* Begin Task input *

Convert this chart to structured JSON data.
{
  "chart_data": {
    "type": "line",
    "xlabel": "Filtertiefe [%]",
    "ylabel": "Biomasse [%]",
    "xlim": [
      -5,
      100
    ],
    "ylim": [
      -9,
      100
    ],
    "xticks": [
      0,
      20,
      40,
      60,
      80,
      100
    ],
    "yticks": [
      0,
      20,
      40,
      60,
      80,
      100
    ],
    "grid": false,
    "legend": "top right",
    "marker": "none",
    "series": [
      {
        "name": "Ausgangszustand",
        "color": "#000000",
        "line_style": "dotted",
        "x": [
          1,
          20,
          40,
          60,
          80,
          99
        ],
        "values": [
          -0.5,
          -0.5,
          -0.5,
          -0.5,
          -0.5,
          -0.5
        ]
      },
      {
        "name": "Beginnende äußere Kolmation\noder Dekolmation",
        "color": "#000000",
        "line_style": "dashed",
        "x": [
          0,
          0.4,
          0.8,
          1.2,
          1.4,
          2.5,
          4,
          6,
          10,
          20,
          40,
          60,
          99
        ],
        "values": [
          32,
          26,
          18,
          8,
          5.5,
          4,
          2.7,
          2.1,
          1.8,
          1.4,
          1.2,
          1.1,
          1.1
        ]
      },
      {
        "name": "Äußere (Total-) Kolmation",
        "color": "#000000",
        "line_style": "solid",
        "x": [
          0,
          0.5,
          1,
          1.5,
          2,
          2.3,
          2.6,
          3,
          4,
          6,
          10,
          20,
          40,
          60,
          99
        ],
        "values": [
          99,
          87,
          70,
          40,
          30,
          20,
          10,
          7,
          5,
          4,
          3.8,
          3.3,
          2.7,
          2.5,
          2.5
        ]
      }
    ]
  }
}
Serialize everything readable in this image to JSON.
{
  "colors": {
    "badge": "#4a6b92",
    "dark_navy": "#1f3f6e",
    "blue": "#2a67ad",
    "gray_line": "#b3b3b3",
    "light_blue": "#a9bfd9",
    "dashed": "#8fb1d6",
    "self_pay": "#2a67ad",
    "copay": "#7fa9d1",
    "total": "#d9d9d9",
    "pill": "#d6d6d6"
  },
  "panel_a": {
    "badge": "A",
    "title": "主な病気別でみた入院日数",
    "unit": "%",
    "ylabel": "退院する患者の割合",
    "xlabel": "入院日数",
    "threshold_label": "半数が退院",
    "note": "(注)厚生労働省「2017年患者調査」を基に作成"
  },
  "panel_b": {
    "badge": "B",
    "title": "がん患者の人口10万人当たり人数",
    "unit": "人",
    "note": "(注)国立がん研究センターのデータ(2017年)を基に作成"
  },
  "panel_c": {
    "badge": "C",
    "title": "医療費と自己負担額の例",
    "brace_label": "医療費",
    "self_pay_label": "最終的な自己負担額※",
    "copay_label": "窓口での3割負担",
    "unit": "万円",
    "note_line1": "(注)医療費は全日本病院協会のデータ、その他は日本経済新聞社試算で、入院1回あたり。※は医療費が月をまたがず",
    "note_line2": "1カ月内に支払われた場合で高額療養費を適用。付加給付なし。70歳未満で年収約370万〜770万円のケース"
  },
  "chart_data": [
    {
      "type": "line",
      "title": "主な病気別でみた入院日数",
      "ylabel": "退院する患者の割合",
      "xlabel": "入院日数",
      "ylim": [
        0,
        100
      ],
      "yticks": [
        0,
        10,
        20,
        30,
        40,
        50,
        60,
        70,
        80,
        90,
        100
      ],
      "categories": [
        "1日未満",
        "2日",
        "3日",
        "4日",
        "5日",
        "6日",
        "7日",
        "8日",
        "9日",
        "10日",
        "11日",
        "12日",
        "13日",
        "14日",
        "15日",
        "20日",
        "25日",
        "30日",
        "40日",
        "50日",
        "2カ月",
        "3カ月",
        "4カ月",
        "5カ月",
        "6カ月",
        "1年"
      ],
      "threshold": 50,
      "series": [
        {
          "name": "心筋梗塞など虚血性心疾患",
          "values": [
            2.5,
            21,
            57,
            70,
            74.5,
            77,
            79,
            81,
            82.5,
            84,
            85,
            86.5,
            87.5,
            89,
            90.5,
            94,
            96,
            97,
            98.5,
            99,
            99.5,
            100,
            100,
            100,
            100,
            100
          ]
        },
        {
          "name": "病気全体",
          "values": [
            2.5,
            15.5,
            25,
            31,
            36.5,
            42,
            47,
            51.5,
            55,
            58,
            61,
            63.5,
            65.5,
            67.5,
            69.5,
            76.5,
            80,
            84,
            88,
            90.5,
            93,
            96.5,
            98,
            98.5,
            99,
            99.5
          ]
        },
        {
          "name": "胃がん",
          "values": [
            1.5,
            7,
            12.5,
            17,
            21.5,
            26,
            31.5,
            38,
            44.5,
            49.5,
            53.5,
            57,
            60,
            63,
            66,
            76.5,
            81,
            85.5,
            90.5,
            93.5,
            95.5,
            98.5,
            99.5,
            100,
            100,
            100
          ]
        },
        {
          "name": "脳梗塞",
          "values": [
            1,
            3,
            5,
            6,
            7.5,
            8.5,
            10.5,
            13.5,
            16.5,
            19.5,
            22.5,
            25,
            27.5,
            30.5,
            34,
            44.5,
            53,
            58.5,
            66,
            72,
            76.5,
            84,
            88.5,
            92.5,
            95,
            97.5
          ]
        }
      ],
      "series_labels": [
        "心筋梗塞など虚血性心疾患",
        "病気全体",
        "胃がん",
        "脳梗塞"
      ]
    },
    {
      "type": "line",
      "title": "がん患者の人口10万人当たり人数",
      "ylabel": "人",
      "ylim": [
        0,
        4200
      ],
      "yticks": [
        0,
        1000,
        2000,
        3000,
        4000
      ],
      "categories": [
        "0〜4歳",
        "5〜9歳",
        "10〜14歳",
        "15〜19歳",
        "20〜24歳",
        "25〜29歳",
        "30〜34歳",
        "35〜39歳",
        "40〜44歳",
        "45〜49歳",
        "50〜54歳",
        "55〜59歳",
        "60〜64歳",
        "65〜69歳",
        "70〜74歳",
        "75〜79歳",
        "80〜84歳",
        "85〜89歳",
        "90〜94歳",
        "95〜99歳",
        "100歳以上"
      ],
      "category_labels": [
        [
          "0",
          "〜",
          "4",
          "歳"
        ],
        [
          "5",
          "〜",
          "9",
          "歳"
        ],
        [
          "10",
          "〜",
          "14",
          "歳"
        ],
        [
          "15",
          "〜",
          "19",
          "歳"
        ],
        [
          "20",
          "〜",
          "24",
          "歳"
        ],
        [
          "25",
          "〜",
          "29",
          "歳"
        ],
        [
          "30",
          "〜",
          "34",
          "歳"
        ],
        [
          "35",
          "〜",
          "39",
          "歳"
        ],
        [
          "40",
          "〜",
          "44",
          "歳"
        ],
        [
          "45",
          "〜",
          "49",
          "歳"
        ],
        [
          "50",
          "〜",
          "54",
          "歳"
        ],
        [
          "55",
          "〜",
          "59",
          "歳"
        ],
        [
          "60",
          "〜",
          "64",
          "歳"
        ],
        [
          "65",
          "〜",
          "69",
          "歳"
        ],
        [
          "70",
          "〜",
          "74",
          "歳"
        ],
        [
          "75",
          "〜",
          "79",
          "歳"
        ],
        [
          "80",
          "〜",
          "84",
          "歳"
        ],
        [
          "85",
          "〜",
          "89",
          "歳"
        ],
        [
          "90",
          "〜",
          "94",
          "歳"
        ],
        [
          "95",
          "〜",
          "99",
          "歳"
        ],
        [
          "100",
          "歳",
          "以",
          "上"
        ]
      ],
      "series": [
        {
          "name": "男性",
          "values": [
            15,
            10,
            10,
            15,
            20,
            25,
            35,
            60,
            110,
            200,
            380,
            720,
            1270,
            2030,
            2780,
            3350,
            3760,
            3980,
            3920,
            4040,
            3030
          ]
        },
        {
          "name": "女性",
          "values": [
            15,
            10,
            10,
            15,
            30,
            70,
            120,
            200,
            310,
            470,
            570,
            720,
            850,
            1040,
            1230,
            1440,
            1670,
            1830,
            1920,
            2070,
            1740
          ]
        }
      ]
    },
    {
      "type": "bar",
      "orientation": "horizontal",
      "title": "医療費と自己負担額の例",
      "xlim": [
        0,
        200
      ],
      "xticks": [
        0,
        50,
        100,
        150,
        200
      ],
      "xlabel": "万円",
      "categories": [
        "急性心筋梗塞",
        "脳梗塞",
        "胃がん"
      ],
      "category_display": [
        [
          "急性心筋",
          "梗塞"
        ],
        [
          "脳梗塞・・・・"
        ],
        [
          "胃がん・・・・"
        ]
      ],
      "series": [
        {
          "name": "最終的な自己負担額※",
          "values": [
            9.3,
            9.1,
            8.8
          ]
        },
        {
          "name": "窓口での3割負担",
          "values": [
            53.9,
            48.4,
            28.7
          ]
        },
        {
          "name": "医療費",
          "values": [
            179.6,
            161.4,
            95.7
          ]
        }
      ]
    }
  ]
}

* End Task input *

Required work:
Look through the lines above and collect those with the word "を基に作成".

Answer in full:
    "note": "(注)厚生労働省「2017年患者調査」を基に作成"
    "note": "(注)国立がん研究センターのデータ(2017年)を基に作成"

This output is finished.